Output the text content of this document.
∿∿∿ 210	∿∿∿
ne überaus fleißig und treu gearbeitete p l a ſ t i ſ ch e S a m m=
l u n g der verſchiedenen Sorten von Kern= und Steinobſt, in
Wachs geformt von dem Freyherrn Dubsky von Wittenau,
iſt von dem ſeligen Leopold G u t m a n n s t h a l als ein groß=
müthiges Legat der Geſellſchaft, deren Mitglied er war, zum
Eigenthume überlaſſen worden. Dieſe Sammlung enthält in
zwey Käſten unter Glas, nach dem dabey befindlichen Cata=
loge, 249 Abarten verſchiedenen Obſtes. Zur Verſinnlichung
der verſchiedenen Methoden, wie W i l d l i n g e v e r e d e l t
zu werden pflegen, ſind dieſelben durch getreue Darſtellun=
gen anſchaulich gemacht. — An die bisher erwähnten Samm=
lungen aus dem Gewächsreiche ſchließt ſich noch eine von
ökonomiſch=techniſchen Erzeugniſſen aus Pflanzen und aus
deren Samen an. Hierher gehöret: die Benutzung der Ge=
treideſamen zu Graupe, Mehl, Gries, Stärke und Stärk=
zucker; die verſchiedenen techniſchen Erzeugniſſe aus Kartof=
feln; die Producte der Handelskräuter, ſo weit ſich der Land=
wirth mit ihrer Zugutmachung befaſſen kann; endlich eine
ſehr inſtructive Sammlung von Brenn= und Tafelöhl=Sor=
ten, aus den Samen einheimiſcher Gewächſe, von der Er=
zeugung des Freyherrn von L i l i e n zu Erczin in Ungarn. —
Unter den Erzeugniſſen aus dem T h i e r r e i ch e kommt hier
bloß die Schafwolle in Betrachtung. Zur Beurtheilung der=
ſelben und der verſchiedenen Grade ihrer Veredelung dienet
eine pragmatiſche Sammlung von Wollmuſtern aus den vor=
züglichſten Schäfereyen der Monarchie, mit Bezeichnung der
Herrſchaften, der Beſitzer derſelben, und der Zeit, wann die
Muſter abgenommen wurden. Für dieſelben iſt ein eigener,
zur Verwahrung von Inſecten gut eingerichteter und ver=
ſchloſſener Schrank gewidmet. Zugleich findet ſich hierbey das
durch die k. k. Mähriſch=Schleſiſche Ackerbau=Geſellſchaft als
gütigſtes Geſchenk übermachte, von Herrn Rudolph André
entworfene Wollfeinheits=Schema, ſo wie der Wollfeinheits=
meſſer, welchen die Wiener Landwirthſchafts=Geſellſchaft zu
··········
WHAT THE EXERCISE ASKS: Word for word, restate all of the data shown above.

RESPONSE TO THE EXERCISE:
Output the text content of this document.
∿∿∿ 210	∿∿∿
ne überaus fleißig und treu gearbeitete p l a ſ t i ſ ch e S a m m=
l u n g der verſchiedenen Sorten von Kern= und Steinobſt, in
Wachs geformt von dem Freyherrn Dubsky von Wittenau,
iſt von dem ſeligen Leopold G u t m a n n s t h a l als ein groß=
müthiges Legat der Geſellſchaft, deren Mitglied er war, zum
Eigenthume überlaſſen worden. Dieſe Sammlung enthält in
zwey Käſten unter Glas, nach dem dabey befindlichen Cata=
loge, 249 Abarten verſchiedenen Obſtes. Zur Verſinnlichung
der verſchiedenen Methoden, wie W i l d l i n g e v e r e d e l t
zu werden pflegen, ſind dieſelben durch getreue Darſtellun=
gen anſchaulich gemacht. — An die bisher erwähnten Samm=
lungen aus dem Gewächsreiche ſchließt ſich noch eine von
ökonomiſch=techniſchen Erzeugniſſen aus Pflanzen und aus
deren Samen an. Hierher gehöret: die Benutzung der Ge=
treideſamen zu Graupe, Mehl, Gries, Stärke und Stärk=
zucker; die verſchiedenen techniſchen Erzeugniſſe aus Kartof=
feln; die Producte der Handelskräuter, ſo weit ſich der Land=
wirth mit ihrer Zugutmachung befaſſen kann; endlich eine
ſehr inſtructive Sammlung von Brenn= und Tafelöhl=Sor=
ten, aus den Samen einheimiſcher Gewächſe, von der Er=
zeugung des Freyherrn von L i l i e n zu Erczin in Ungarn. —
Unter den Erzeugniſſen aus dem T h i e r r e i ch e kommt hier
bloß die Schafwolle in Betrachtung. Zur Beurtheilung der=
ſelben und der verſchiedenen Grade ihrer Veredelung dienet
eine pragmatiſche Sammlung von Wollmuſtern aus den vor=
züglichſten Schäfereyen der Monarchie, mit Bezeichnung der
Herrſchaften, der Beſitzer derſelben, und der Zeit, wann die
Muſter abgenommen wurden. Für dieſelben iſt ein eigener,
zur Verwahrung von Inſecten gut eingerichteter und ver=
ſchloſſener Schrank gewidmet. Zugleich findet ſich hierbey das
durch die k. k. Mähriſch=Schleſiſche Ackerbau=Geſellſchaft als
gütigſtes Geſchenk übermachte, von Herrn Rudolph André
entworfene Wollfeinheits=Schema, ſo wie der Wollfeinheits=
meſſer, welchen die Wiener Landwirthſchafts=Geſellſchaft zu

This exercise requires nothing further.